Chocoladefabriek Ringers, Bron: Stedelijk Museum Alkmaar 4227 RAA.
BOEi Blog – door Kim Heuvelmans
De negentiende eeuw in Nederland was een periode van industrialisatie. Ambachtelijke processen werden steeds verder gemechaniseerd en gespecialiseerde fabrieken deden hun intrede. Het landschap veranderde hierdoor enorm. BOEi is ooit ontstaan vanuit de wens om de restanten van deze verschillende industrieën te redden en een tweede leven te geven. Op dat moment was het Projectbureau Industrieel Erfgoed (PIE) al een aantal jaar bezig met het onderzoeken van de verschillende bedrijfstakken van de Nederlandse industrie en wat daar nog van overgebleven was. Met het 25 jarig bestaan van BOEi in aantocht (2020) leek het me mooi om in de BOEi Blog deze verschillende industrieën nog eens op een rijtje te zetten. De komende tijd zullen in de BOEi Blog steeds een aantal van deze bedrijfstakken voorbijkomen.
Papierfabrieken
Papierfabrieken maakten al in de zeventiende eeuw gebruik van windkracht of waterkracht. Vanaf de negentiende eeuw werd er gebruik gemaakt van stoom. De fabrieken concentreerden zich in de Veluwe, in de Zaanstreek en na 1850 in Zuid-Limburg. In de Veluwe was het zachte grondwater zeer geschikt en werd de papierproductie vaak gecombineerd met een boerenbedrijf. In de Zaanstreek was de productie grootschaliger en was men erg afhankelijke van de onregelmatige windkracht. Hier werd vooral pakpapier en krantenpapier gemaakt. In Zuid-Limburg stonden vooral veel machinale papierfabrieken en had men veel profijt van de gunstige aanvoer van steenkool. Ze maakten hier vooral fijnpapier (bijvoorbeeld voor bankbiljetten). Papier werd in eerste instantie gemaakt van oude lompen en later van houtvezels (houtsnippers werden vervezeld tot cellulose). Omdat er veel meer hout voorradig was dan oude lompen kon door deze aanpassingen de productiehoeveelheid groeien. Aan het eind van de eeuw werden veel papierwatermolens omgebouwd tot (stoom) wasserijen omdat ze niet konden concurreren met de industriële papierfabrieken.

# # # # # # #

OPDRACHT 1: Vertaal de volgende zin uit het fragment over industrieel erfgoed in het Engels: "In de Veluwe was het zachte grondwater zeer geschikt en werd de papierproductie vaak gecombineerd met een boerenbedrijf."
Het fragment en de lijst hebben een verschillende herkomst.

# # # # # # #

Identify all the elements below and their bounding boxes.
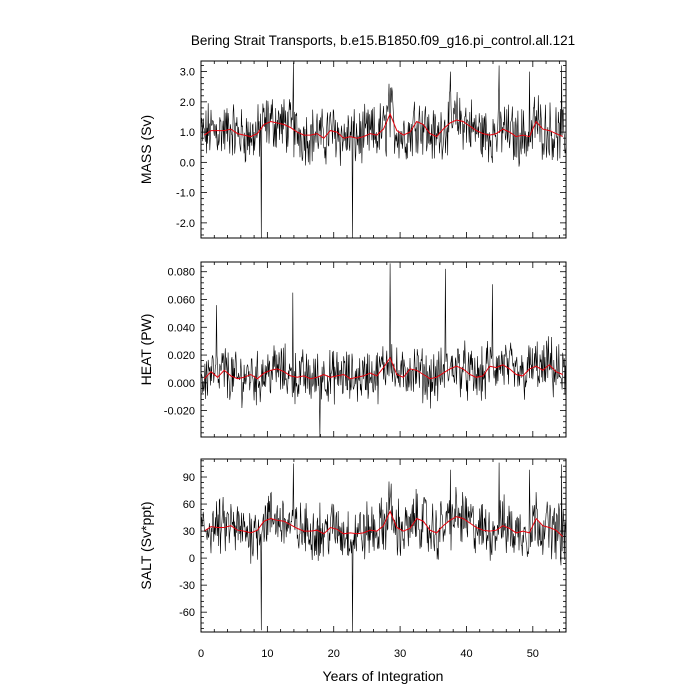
y-tick-label-salt: 60 <box>183 499 195 511</box>
y-tick-label-mass: 2.0 <box>180 97 195 109</box>
y-tick-label-mass: 3.0 <box>180 67 195 79</box>
y-tick-label-mass: -1.0 <box>176 188 195 200</box>
x-tick-label: 20 <box>328 648 340 660</box>
x-tick-label: 50 <box>527 648 539 660</box>
y-tick-label-heat: 0.080 <box>167 267 195 279</box>
plot-frame-salt <box>200 458 567 633</box>
y-tick-label-salt: -30 <box>179 580 195 592</box>
y-tick-label-salt: 0 <box>189 553 195 565</box>
y-tick-label-mass: 1.0 <box>180 127 195 139</box>
panels-group: -2.0 -1.0 0.0 1.0 2.0 3.0 MASS (Sv) -0.020 0.000… <box>138 60 567 660</box>
panel-mass: -2.0 -1.0 0.0 1.0 2.0 3.0 MASS (Sv) <box>138 60 567 239</box>
series-monthly-salt <box>201 462 566 632</box>
series-annual-salt <box>204 510 564 537</box>
x-tick-label: 10 <box>261 648 273 660</box>
y-axis-title-salt: SALT (Sv*ppt) <box>138 501 154 589</box>
y-tick-label-salt: 90 <box>183 472 195 484</box>
y-tick-label-heat: 0.060 <box>167 295 195 307</box>
panel-salt: -60 -30 0 30 60 90 SALT (Sv*ppt) <box>138 458 567 633</box>
y-axis-title-heat: HEAT (PW) <box>138 314 154 386</box>
y-tick-label-heat: 0.040 <box>167 322 195 334</box>
series-annual-mass <box>204 112 563 139</box>
y-tick-label-salt: 30 <box>183 526 195 538</box>
y-tick-label-salt: -60 <box>179 607 195 619</box>
y-tick-label-mass: -2.0 <box>176 218 195 230</box>
y-axis-title-mass: MASS (Sv) <box>138 115 154 184</box>
x-tick-label: 30 <box>394 648 406 660</box>
x-tick-label: 40 <box>460 648 472 660</box>
chart-title: Bering Strait Transports, b.e15.B1850.f0… <box>191 33 575 48</box>
plot-frame-mass <box>200 60 567 239</box>
y-tick-label-heat: 0.000 <box>167 378 195 390</box>
series-annual-heat <box>203 356 563 380</box>
series-monthly-mass <box>201 62 566 238</box>
y-tick-label-heat: -0.020 <box>164 406 195 418</box>
series-monthly-heat <box>201 263 566 437</box>
x-tick-label: 0 <box>198 648 204 660</box>
y-tick-label-mass: 0.0 <box>180 157 195 169</box>
x-axis-title: Years of Integration <box>323 668 444 684</box>
y-tick-label-heat: 0.020 <box>167 350 195 362</box>
panel-heat: -0.020 0.000 0.020 0.040 0.060 0.080 HEAT (PW) <box>138 261 567 438</box>
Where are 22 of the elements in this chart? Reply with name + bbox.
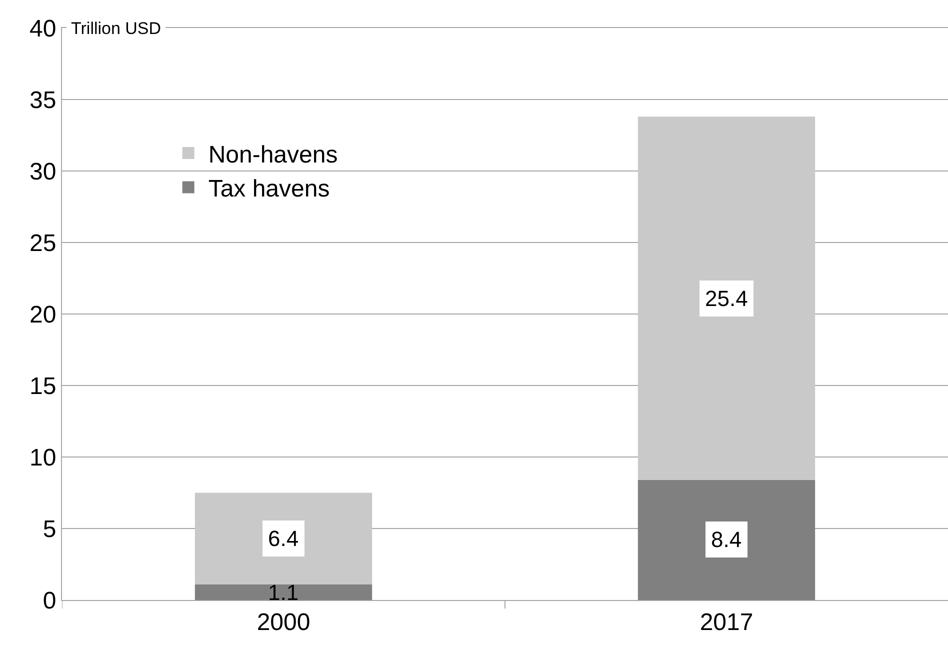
y-tick-label: 25 — [29, 230, 56, 257]
legend-label: Non-havens — [208, 141, 338, 168]
y-tick-label: 15 — [29, 372, 56, 400]
bar — [194, 492, 372, 584]
data-label: 8.4 — [711, 527, 742, 552]
x-tick-label: 2000 — [256, 608, 310, 636]
data-label: 6.4 — [268, 526, 299, 551]
bar — [638, 480, 816, 600]
bar — [194, 584, 372, 600]
data-label: 1.1 — [268, 580, 299, 605]
y-tick-label: 30 — [29, 158, 56, 186]
y-axis-title: Trillion USD — [71, 19, 162, 38]
y-tick-label: 20 — [29, 301, 56, 328]
y-tick-label: 10 — [29, 444, 56, 472]
y-tick-label: 5 — [42, 516, 56, 543]
data-label: 25.4 — [705, 286, 748, 311]
y-tick-label: 0 — [42, 587, 56, 614]
x-tick-label: 2017 — [700, 608, 754, 636]
legend-label: Tax havens — [208, 176, 330, 203]
y-tick-label: 35 — [29, 86, 56, 114]
bar — [638, 116, 816, 480]
y-tick-label: 40 — [29, 15, 56, 42]
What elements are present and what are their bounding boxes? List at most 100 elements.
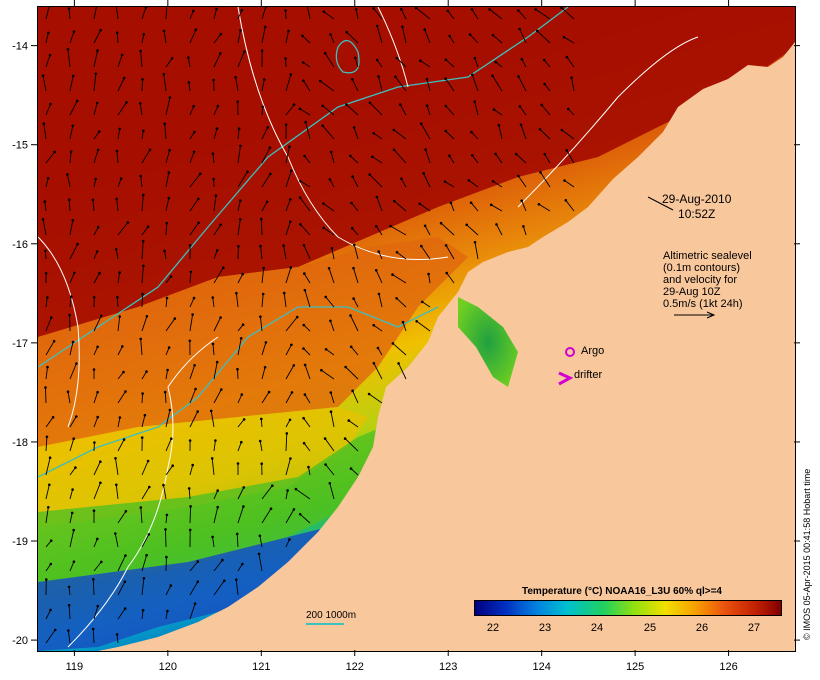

# # # # # # #

OPDRACHT 2: Tel de regels van de lijst waarin het woord "monthly" voorkomt. Geef alleen het aantal.

RESULTAAT OPDRACHT 1: In the Veluwe, the soft groundwater was very suitable, and paper production was often combined with a farming business.

RESULTAAT OPDRACHT 2: 3